Exercise task
Print the records below exactly as they appear.

Data supplied
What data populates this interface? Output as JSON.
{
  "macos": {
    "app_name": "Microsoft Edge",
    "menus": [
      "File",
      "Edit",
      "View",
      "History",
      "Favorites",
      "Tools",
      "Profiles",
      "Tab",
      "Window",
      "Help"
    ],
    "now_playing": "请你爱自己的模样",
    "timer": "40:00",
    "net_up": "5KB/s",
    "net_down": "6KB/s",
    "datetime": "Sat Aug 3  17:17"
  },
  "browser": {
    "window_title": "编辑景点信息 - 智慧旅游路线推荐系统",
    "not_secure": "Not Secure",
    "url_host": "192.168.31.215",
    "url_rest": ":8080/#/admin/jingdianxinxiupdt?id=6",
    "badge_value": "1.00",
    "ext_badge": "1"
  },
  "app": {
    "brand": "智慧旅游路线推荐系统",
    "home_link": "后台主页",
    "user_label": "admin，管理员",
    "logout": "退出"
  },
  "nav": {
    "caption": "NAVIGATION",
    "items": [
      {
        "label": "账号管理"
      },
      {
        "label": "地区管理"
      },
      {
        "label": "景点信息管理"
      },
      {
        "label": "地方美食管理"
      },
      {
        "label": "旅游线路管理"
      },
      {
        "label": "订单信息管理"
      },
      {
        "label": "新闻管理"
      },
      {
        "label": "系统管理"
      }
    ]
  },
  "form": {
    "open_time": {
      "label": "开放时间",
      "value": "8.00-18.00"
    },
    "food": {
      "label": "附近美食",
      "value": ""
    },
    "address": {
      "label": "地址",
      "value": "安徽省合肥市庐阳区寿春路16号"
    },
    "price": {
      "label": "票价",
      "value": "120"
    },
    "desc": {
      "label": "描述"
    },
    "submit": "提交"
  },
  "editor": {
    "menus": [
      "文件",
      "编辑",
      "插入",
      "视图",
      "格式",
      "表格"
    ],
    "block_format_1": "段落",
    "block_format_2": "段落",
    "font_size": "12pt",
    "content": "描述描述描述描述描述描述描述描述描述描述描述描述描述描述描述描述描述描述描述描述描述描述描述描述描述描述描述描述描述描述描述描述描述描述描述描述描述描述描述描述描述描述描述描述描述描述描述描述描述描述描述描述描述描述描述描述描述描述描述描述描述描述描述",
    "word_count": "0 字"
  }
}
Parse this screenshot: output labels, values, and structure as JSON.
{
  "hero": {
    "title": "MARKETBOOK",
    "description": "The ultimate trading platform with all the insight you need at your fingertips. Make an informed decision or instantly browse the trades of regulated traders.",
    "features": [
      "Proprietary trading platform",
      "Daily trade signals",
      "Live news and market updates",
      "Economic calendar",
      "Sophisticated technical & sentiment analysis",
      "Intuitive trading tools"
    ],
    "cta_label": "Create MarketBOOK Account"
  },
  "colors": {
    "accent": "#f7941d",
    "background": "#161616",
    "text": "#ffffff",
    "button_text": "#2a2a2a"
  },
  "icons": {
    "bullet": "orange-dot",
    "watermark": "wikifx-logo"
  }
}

Answer
What data populates this interface? Output as JSON.
{
  "macos": {
    "app_name": "Microsoft Edge",
    "menus": [
      "File",
      "Edit",
      "View",
      "History",
      "Favorites",
      "Tools",
      "Profiles",
      "Tab",
      "Window",
      "Help"
    ],
    "now_playing": "请你爱自己的模样",
    "timer": "40:00",
    "net_up": "5KB/s",
    "net_down": "6KB/s",
    "datetime": "Sat Aug 3  17:17"
  },
  "browser": {
    "window_title": "编辑景点信息 - 智慧旅游路线推荐系统",
    "not_secure": "Not Secure",
    "url_host": "192.168.31.215",
    "url_rest": ":8080/#/admin/jingdianxinxiupdt?id=6",
    "badge_value": "1.00",
    "ext_badge": "1"
  },
  "app": {
    "brand": "智慧旅游路线推荐系统",
    "home_link": "后台主页",
    "user_label": "admin，管理员",
    "logout": "退出"
  },
  "nav": {
    "caption": "NAVIGATION",
    "items": [
      {
        "label": "账号管理"
      },
      {
        "label": "地区管理"
      },
      {
        "label": "景点信息管理"
      },
      {
        "label": "地方美食管理"
      },
      {
        "label": "旅游线路管理"
      },
      {
        "label": "订单信息管理"
      },
      {
        "label": "新闻管理"
      },
      {
        "label": "系统管理"
      }
    ]
  },
  "form": {
    "open_time": {
      "label": "开放时间",
      "value": "8.00-18.00"
    },
    "food": {
      "label": "附近美食",
      "value": ""
    },
    "address": {
      "label": "地址",
      "value": "安徽省合肥市庐阳区寿春路16号"
    },
    "price": {
      "label": "票价",
      "value": "120"
    },
    "desc": {
      "label": "描述"
    },
    "submit": "提交"
  },
  "editor": {
    "menus": [
      "文件",
      "编辑",
      "插入",
      "视图",
      "格式",
      "表格"
    ],
    "block_format_1": "段落",
    "block_format_2": "段落",
    "font_size": "12pt",
    "content": "描述描述描述描述描述描述描述描述描述描述描述描述描述描述描述描述描述描述描述描述描述描述描述描述描述描述描述描述描述描述描述描述描述描述描述描述描述描述描述描述描述描述描述描述描述描述描述描述描述描述描述描述描述描述描述描述描述描述描述描述描述描述描述",
    "word_count": "0 字"
  }
}
Parse this screenshot: output labels, values, and structure as JSON.
{
  "hero": {
    "title": "MARKETBOOK",
    "description": "The ultimate trading platform with all the insight you need at your fingertips. Make an informed decision or instantly browse the trades of regulated traders.",
    "features": [
      "Proprietary trading platform",
      "Daily trade signals",
      "Live news and market updates",
      "Economic calendar",
      "Sophisticated technical & sentiment analysis",
      "Intuitive trading tools"
    ],
    "cta_label": "Create MarketBOOK Account"
  },
  "colors": {
    "accent": "#f7941d",
    "background": "#161616",
    "text": "#ffffff",
    "button_text": "#2a2a2a"
  },
  "icons": {
    "bullet": "orange-dot",
    "watermark": "wikifx-logo"
  }
}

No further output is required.